• A run of records:

#####

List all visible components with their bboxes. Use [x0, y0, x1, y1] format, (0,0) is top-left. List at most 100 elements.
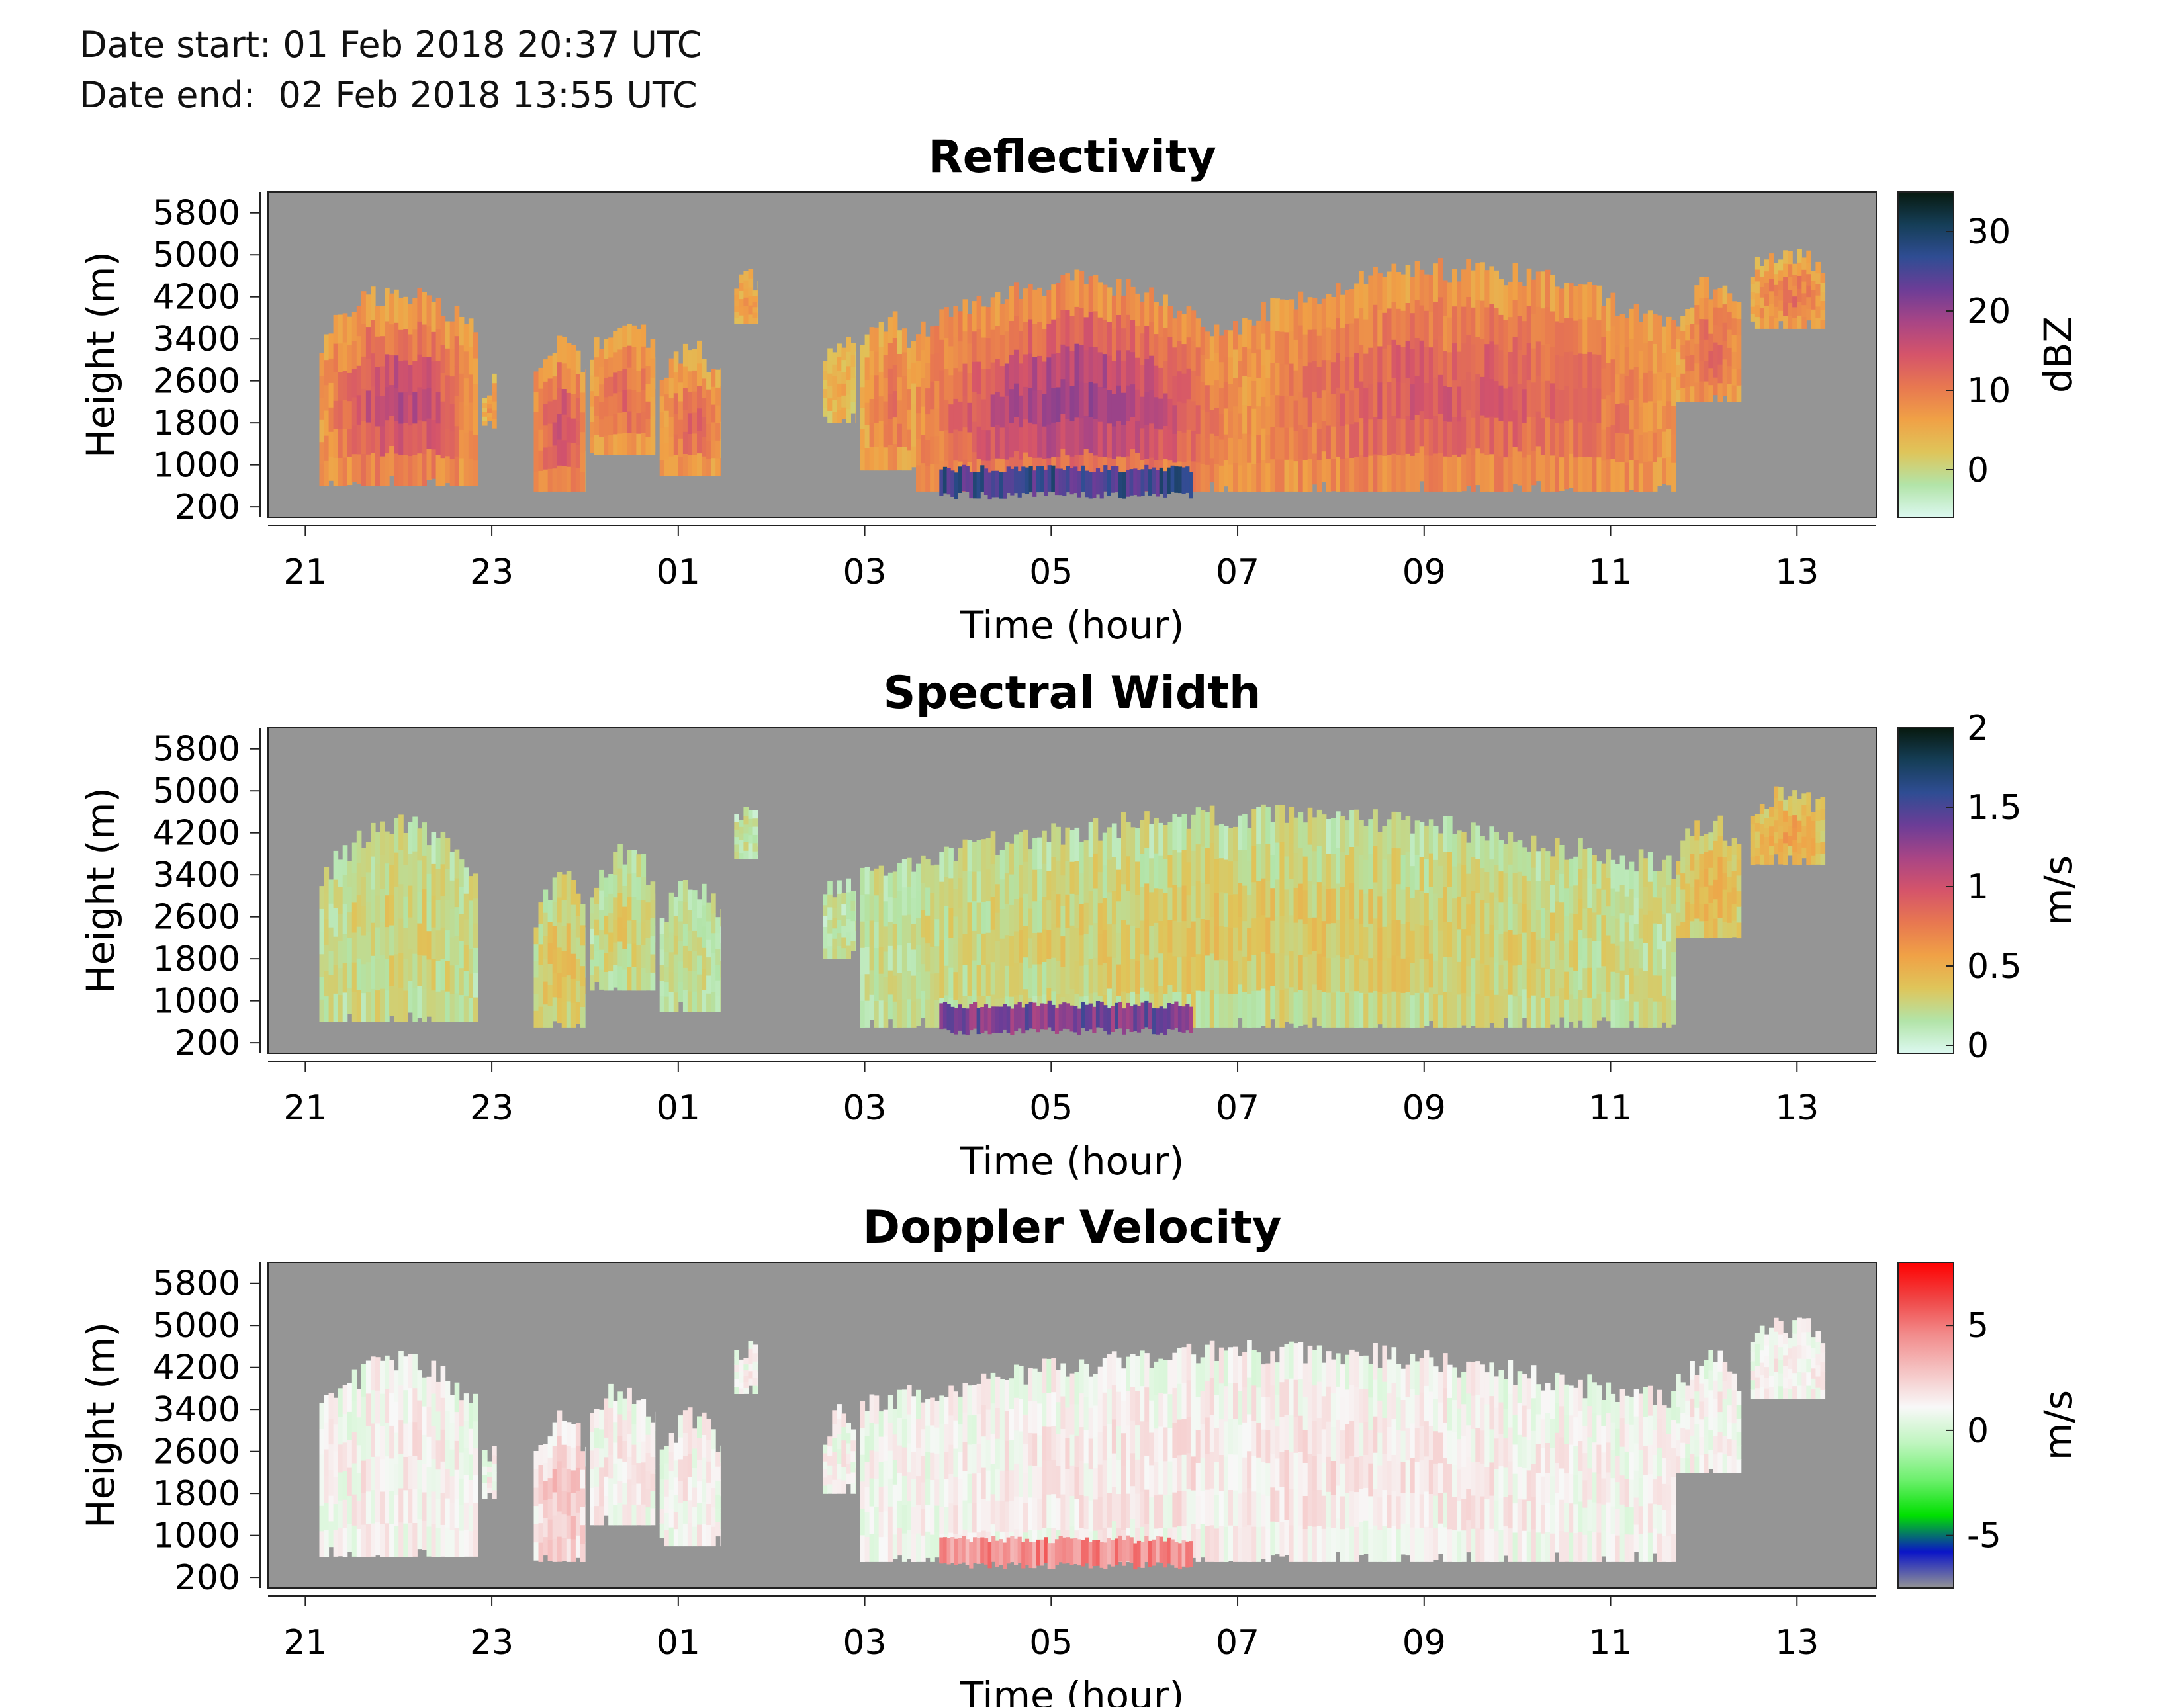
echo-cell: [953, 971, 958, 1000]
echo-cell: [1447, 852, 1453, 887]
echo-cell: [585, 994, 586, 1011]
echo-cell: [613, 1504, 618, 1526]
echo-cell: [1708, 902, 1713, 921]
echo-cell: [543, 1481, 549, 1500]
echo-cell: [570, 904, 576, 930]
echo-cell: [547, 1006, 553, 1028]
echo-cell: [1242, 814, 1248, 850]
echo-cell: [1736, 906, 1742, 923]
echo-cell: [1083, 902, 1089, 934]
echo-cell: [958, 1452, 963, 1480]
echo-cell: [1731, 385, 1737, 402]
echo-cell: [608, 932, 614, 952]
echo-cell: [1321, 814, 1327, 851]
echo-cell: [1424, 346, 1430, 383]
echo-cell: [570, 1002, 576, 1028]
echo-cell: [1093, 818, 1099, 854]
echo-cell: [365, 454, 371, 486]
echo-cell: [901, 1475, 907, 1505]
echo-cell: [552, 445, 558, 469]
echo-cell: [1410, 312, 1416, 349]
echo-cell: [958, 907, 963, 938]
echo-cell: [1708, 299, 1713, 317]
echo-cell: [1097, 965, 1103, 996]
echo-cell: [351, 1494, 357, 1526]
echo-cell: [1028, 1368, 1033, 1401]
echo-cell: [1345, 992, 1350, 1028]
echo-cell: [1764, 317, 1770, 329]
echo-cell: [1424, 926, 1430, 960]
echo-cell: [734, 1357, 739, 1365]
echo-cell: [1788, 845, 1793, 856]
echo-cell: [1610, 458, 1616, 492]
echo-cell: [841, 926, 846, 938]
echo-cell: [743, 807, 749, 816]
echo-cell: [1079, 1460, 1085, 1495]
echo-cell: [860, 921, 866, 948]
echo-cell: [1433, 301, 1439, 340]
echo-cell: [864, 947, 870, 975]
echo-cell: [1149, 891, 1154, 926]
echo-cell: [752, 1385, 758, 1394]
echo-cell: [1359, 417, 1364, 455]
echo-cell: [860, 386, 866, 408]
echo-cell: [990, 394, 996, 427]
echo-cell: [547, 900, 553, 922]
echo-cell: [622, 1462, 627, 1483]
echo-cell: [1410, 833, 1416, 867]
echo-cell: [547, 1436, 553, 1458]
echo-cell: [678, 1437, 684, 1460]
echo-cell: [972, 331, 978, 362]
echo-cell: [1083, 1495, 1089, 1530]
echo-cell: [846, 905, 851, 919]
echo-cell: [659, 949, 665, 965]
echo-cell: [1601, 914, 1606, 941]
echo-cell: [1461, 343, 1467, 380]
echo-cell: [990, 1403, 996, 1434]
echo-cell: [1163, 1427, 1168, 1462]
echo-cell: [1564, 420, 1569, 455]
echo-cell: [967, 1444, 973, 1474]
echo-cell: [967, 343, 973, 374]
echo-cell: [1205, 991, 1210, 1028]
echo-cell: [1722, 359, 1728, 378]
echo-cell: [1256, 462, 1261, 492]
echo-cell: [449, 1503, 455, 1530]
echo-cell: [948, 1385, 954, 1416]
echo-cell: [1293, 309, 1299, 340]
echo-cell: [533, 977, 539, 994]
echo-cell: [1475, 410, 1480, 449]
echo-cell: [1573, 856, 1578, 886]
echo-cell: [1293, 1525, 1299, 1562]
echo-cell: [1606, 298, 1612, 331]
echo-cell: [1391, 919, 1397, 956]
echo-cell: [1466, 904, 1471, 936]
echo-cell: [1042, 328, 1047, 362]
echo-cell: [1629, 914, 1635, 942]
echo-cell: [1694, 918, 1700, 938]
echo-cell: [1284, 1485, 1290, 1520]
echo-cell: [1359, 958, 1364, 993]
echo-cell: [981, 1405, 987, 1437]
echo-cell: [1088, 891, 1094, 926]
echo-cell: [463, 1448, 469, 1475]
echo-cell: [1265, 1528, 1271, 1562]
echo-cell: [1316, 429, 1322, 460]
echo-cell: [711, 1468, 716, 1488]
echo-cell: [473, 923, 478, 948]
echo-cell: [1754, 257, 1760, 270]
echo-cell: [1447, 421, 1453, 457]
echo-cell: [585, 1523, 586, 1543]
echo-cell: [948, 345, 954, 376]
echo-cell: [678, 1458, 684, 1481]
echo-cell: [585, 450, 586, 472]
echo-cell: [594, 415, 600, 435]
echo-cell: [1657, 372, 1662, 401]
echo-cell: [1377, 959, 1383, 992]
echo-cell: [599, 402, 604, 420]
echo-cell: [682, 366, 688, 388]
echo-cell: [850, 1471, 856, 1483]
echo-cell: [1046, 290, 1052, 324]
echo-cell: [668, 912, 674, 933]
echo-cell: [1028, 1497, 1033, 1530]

#####

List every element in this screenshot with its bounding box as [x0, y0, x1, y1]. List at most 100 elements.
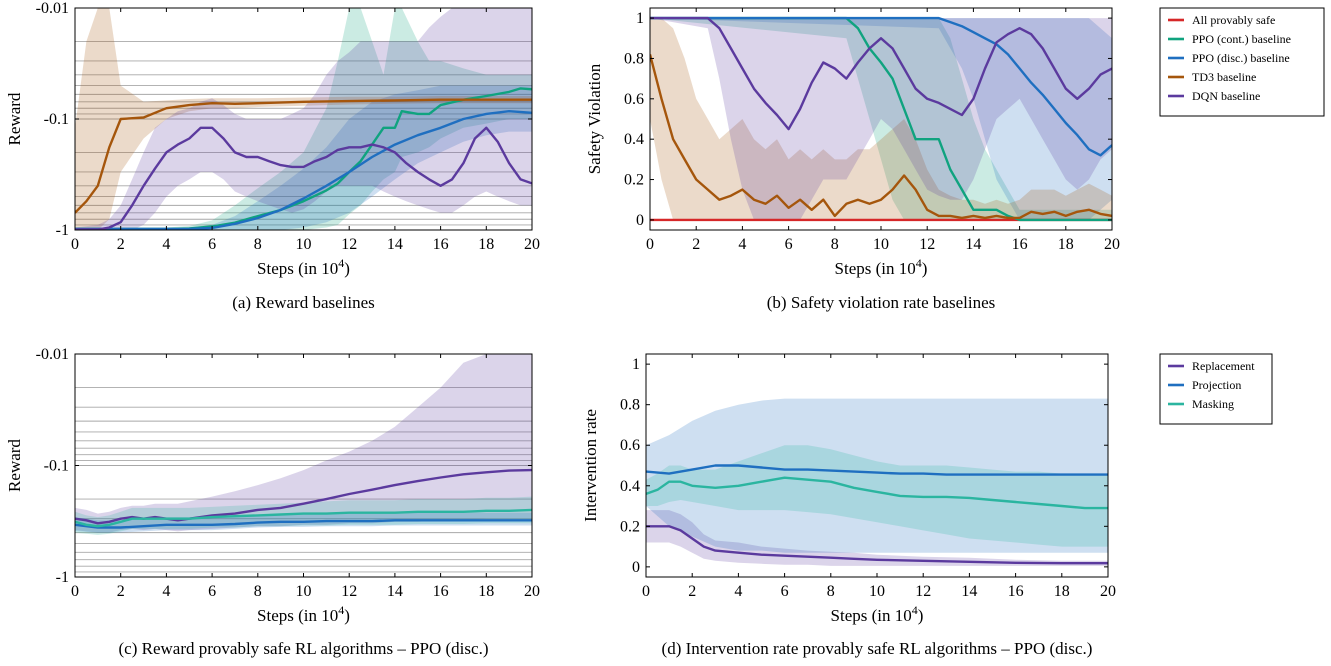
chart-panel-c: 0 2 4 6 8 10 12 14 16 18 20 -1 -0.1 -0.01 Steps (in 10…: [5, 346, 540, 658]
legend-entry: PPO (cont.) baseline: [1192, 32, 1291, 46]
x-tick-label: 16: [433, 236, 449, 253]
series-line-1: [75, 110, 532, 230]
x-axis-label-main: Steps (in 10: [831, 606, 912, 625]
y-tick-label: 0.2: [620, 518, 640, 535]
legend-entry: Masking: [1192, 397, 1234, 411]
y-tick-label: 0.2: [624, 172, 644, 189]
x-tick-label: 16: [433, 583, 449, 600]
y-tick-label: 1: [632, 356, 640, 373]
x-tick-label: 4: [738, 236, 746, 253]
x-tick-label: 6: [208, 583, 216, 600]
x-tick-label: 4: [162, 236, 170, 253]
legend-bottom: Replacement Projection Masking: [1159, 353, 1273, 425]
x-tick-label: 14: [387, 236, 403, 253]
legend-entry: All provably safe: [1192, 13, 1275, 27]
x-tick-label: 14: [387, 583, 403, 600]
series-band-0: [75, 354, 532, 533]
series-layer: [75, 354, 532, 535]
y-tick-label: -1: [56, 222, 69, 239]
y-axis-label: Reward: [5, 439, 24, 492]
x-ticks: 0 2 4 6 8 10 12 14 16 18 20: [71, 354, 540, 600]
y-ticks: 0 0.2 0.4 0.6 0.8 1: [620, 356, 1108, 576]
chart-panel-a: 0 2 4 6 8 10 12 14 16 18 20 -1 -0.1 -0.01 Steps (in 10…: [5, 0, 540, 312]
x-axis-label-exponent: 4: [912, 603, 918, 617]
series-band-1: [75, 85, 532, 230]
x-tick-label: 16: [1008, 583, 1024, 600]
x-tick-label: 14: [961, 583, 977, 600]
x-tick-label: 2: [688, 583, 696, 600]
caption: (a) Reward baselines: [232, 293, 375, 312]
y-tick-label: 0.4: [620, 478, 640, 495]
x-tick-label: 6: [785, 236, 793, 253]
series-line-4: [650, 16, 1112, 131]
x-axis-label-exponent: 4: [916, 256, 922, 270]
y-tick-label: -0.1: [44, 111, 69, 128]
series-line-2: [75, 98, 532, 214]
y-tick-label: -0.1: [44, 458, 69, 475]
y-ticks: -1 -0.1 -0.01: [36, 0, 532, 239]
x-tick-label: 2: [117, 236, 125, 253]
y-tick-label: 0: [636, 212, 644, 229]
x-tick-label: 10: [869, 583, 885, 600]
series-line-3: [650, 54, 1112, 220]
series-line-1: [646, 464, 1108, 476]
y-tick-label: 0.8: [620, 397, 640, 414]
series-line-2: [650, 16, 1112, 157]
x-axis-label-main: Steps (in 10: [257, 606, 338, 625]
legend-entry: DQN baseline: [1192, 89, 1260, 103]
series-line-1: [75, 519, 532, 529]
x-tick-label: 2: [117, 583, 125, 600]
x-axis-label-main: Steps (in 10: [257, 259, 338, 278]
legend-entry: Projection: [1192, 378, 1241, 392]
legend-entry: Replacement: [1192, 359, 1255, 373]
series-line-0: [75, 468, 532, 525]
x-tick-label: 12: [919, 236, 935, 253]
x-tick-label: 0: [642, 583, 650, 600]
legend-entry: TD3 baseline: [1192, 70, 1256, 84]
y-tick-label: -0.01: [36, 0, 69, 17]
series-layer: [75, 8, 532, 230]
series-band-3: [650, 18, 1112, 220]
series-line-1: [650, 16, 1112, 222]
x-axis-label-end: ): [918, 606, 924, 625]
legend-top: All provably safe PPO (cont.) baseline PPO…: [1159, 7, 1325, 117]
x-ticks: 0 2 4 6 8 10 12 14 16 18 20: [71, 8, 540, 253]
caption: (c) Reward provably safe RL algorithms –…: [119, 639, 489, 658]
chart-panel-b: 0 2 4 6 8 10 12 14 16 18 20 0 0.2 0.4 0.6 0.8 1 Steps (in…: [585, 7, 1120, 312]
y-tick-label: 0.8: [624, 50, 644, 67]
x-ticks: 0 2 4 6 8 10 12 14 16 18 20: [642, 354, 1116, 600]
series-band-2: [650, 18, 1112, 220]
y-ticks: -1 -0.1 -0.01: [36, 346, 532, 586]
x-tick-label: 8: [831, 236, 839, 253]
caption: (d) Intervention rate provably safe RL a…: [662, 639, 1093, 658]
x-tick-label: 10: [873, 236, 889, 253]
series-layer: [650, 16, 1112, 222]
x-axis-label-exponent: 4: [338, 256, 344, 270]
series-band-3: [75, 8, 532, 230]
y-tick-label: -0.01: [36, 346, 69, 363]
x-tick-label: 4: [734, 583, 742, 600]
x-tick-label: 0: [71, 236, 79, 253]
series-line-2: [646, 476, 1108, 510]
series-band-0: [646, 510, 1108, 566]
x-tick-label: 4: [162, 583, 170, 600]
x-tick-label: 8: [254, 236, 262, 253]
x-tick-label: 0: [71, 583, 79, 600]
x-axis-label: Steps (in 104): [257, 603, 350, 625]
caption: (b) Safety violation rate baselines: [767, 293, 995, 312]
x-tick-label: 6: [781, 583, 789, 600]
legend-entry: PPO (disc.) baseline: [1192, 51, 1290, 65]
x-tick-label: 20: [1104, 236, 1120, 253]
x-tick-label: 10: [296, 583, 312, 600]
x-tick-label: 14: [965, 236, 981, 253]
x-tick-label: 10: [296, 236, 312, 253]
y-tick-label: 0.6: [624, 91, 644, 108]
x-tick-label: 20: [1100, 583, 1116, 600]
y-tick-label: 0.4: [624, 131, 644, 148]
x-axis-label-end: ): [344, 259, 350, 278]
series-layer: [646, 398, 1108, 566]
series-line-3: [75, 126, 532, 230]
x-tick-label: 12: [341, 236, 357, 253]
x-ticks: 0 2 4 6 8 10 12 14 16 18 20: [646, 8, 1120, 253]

#####

• EXERCISE TASK: Rewrite the material above, from the line containing "chart-panel-c: 0 2" through the line containing "y-tick-label: 1: [632, 356, 640, 373]", as a JSON list of strings with one string per line.

• EXERCISE RESPONSE:
[
  "chart-panel-c: 0 2 4 6 8 10 12 14 16 18 20 -1 -0.1 -0.01 Steps (in 10…: [5, 346, 540, 658]",
  "legend-entry: PPO (cont.) baseline: [1192, 32, 1291, 46]",
  "x-tick-label: 16: [433, 236, 449, 253]",
  "series-line-1: [75, 110, 532, 230]",
  "x-axis-label-main: Steps (in 10: [831, 606, 912, 625]",
  "y-tick-label: 0.2: [620, 518, 640, 535]",
  "legend-entry: Masking: [1192, 397, 1234, 411]",
  "y-tick-label: 0.2: [624, 172, 644, 189]",
  "x-tick-label: 16: [433, 583, 449, 600]",
  "y-tick-label: 1: [632, 356, 640, 373]"
]